# Input rows
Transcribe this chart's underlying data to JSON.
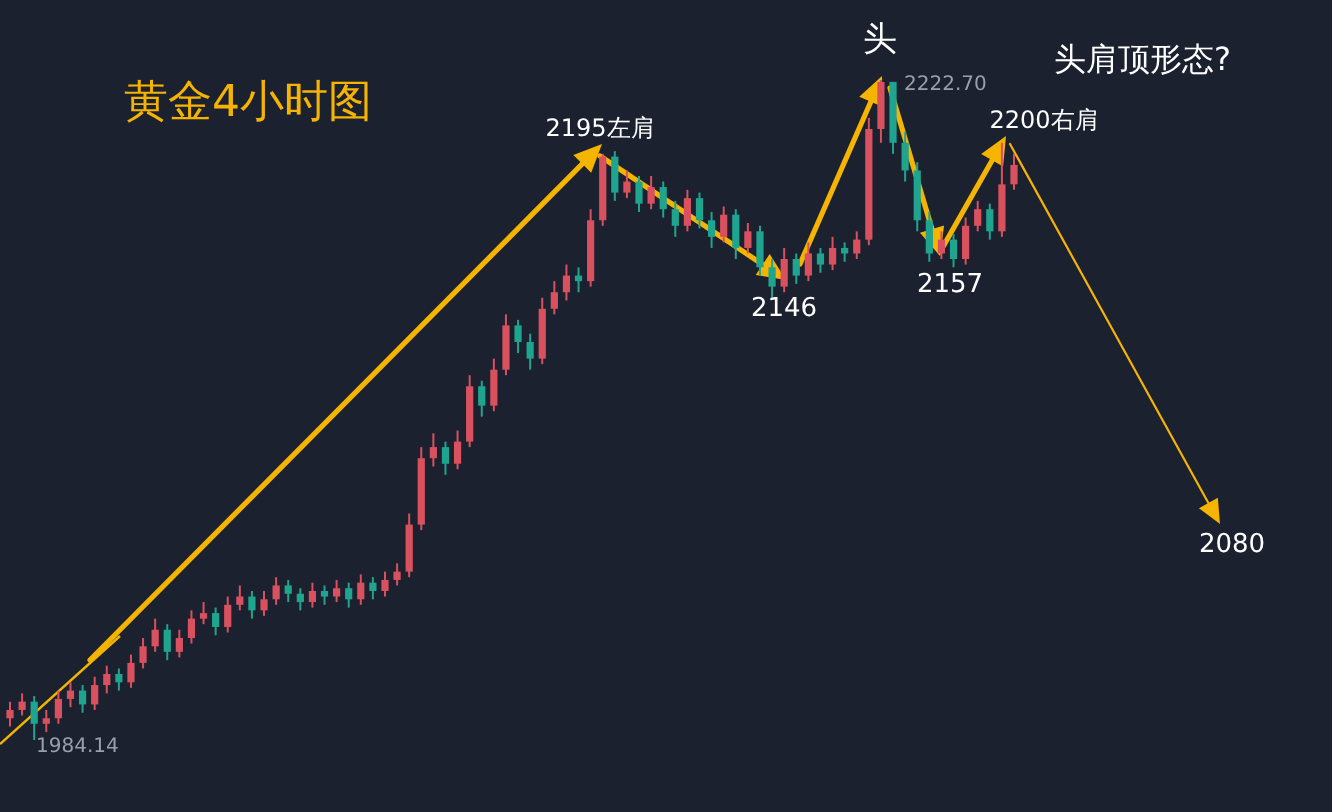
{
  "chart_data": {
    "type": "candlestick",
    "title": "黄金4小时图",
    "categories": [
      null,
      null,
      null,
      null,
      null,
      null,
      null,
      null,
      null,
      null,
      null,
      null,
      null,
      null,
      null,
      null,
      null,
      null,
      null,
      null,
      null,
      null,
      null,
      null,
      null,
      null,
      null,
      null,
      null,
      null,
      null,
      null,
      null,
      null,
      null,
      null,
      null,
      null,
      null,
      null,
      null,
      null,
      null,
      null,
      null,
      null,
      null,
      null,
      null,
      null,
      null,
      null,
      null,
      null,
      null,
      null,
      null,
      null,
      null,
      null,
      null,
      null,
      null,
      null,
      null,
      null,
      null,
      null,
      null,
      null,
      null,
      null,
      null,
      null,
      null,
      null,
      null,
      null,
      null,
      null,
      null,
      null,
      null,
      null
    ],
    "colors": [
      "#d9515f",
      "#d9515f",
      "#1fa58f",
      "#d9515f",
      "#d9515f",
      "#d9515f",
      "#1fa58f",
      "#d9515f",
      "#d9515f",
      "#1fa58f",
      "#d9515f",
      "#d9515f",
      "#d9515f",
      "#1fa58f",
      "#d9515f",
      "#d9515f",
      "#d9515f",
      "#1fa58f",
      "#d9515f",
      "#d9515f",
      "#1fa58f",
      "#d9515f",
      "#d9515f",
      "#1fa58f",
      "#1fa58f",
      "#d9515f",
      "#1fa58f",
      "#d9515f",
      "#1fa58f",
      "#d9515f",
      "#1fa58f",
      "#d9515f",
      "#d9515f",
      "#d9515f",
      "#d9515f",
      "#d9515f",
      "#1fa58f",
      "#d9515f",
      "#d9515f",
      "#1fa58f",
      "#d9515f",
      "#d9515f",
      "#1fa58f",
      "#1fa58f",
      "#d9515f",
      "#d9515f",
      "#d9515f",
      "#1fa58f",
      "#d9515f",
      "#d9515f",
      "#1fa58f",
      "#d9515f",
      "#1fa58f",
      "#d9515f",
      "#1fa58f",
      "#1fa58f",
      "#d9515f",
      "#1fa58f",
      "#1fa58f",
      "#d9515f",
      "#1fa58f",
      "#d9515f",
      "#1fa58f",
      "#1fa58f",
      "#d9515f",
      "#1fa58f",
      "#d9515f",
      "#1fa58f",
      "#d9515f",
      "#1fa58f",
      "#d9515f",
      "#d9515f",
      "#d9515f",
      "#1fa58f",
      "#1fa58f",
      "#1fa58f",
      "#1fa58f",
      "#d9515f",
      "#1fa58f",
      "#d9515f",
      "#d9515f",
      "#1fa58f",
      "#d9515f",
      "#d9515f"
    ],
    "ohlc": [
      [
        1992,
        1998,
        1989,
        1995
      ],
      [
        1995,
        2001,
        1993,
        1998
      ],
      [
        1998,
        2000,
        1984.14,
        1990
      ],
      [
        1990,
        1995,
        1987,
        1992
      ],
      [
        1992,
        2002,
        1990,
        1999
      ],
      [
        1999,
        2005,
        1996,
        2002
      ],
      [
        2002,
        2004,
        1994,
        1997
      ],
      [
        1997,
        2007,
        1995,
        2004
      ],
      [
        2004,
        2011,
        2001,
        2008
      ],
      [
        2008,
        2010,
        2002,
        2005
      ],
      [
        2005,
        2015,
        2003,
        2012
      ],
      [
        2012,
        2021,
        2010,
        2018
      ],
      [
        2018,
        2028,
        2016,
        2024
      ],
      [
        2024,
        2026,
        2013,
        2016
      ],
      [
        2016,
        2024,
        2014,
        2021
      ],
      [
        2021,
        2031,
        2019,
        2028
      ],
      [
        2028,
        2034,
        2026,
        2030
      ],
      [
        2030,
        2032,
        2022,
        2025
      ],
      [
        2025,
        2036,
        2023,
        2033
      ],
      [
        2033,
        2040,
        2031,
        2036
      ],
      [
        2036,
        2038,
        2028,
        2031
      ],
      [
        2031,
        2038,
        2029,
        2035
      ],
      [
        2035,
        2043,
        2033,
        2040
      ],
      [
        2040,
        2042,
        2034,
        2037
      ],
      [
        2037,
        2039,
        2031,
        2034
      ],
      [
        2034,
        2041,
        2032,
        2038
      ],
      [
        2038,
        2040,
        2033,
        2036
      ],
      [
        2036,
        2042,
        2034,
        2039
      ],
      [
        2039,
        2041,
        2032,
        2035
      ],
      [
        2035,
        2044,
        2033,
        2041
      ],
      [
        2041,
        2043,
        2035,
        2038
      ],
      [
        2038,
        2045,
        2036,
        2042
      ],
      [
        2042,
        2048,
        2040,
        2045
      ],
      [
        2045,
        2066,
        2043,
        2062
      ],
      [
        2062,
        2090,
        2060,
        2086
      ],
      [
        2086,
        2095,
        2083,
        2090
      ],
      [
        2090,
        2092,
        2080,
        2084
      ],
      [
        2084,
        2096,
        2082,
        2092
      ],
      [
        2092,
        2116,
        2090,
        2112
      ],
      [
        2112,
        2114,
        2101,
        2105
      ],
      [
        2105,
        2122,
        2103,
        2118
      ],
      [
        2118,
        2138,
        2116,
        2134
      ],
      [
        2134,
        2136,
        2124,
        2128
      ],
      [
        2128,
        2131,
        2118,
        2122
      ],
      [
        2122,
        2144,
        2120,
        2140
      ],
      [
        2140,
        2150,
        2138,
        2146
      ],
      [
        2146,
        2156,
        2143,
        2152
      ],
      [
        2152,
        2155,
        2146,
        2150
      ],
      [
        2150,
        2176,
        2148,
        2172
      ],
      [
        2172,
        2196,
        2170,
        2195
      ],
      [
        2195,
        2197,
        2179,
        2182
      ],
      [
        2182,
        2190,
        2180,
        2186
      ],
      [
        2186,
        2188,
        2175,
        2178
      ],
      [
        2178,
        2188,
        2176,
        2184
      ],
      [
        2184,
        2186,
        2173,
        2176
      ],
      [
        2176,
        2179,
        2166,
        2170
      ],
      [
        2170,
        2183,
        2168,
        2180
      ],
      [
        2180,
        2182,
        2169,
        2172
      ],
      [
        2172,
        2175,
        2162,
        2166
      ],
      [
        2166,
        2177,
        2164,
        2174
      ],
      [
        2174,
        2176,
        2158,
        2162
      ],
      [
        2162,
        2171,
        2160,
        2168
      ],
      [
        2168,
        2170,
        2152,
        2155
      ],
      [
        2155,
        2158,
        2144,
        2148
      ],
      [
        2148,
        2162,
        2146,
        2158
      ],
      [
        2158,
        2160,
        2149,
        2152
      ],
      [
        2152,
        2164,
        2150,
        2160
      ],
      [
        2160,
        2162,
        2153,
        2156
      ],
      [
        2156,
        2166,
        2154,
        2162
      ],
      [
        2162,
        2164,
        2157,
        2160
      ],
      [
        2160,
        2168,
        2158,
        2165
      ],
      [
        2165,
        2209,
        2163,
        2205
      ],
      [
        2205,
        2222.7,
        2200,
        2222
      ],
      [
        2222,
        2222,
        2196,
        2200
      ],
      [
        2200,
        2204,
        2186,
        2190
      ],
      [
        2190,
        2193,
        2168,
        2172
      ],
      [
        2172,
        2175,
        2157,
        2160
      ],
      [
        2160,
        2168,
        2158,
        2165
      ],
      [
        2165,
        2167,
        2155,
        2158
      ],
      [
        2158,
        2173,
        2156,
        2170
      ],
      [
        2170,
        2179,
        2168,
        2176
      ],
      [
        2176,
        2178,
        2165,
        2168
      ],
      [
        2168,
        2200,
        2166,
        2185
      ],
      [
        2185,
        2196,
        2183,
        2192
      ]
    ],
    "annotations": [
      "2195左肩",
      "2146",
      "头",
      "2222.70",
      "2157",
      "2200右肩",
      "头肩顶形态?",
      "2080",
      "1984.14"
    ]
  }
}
--
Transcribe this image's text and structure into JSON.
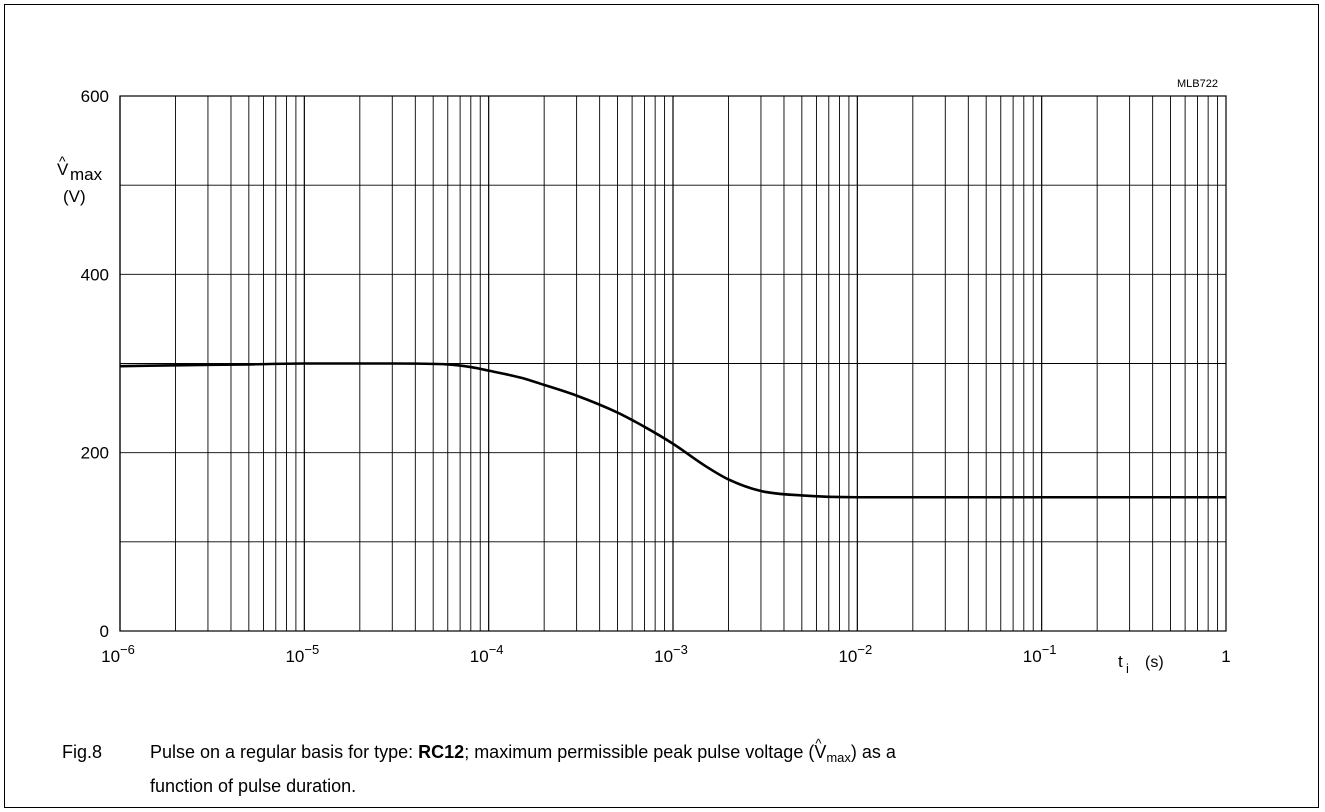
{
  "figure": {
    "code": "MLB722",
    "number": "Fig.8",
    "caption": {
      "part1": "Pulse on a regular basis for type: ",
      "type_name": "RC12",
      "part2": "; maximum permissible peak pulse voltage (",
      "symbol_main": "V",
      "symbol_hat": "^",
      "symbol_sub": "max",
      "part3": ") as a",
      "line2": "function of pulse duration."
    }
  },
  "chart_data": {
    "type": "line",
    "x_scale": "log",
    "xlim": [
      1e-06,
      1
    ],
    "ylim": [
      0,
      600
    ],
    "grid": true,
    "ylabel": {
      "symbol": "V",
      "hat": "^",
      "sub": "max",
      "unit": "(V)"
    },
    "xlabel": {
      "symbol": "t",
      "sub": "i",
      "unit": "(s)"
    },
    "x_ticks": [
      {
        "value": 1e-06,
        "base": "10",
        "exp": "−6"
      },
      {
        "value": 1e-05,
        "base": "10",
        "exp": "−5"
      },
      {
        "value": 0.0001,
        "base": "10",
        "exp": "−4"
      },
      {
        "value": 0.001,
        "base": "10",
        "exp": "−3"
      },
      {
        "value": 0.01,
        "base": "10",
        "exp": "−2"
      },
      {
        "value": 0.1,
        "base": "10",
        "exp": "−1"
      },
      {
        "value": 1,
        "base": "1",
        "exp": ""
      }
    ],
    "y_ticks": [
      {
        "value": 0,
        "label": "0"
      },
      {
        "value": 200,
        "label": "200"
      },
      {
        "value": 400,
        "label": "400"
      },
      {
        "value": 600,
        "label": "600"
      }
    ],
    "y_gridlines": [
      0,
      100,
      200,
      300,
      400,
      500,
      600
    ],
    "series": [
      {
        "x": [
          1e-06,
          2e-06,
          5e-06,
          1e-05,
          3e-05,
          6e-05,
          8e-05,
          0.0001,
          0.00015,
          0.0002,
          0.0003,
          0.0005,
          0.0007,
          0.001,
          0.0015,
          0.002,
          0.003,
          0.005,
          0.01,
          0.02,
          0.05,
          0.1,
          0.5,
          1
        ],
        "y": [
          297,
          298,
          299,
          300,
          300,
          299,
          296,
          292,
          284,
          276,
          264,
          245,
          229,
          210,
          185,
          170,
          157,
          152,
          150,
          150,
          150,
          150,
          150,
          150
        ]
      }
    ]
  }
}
==
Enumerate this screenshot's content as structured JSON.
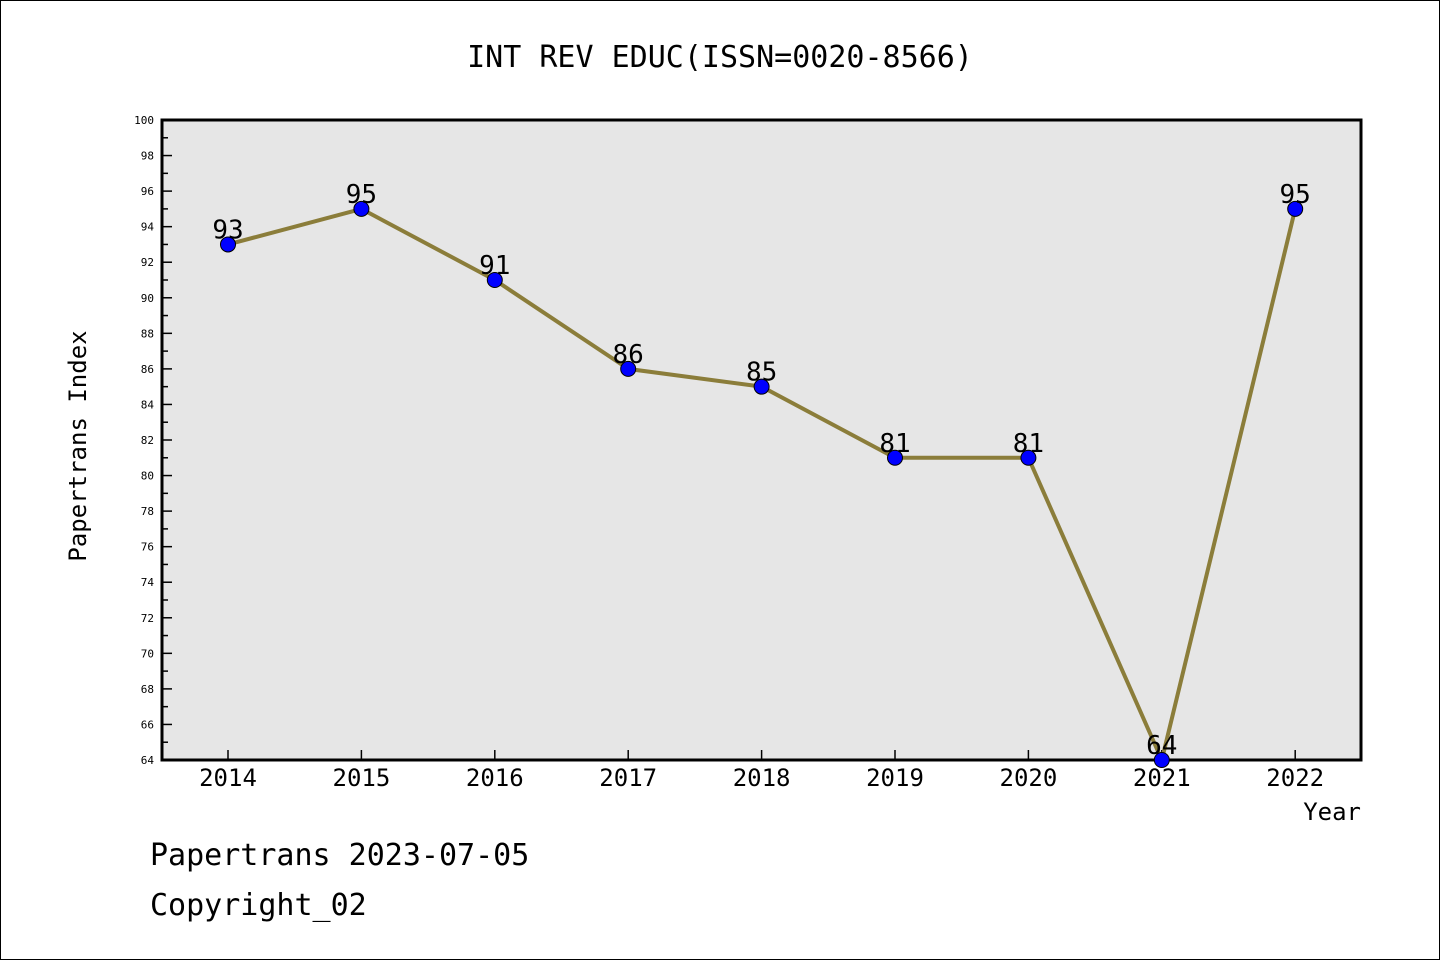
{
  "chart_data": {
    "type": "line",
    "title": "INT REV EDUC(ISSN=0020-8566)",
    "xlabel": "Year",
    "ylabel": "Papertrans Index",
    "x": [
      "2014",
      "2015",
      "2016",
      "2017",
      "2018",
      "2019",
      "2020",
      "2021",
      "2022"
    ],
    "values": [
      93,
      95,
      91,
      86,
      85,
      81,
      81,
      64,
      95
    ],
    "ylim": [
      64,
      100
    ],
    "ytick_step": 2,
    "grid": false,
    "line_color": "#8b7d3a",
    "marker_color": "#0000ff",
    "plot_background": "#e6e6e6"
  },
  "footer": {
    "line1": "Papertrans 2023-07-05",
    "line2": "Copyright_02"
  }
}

# What this task involves
Copy each line containing the word "JSON" from the data.

# Result of this task
Transcribe this chart's underlying data to JSON.
Transcribe this image's text and structure into JSON.
Enumerate this screenshot's content as structured JSON.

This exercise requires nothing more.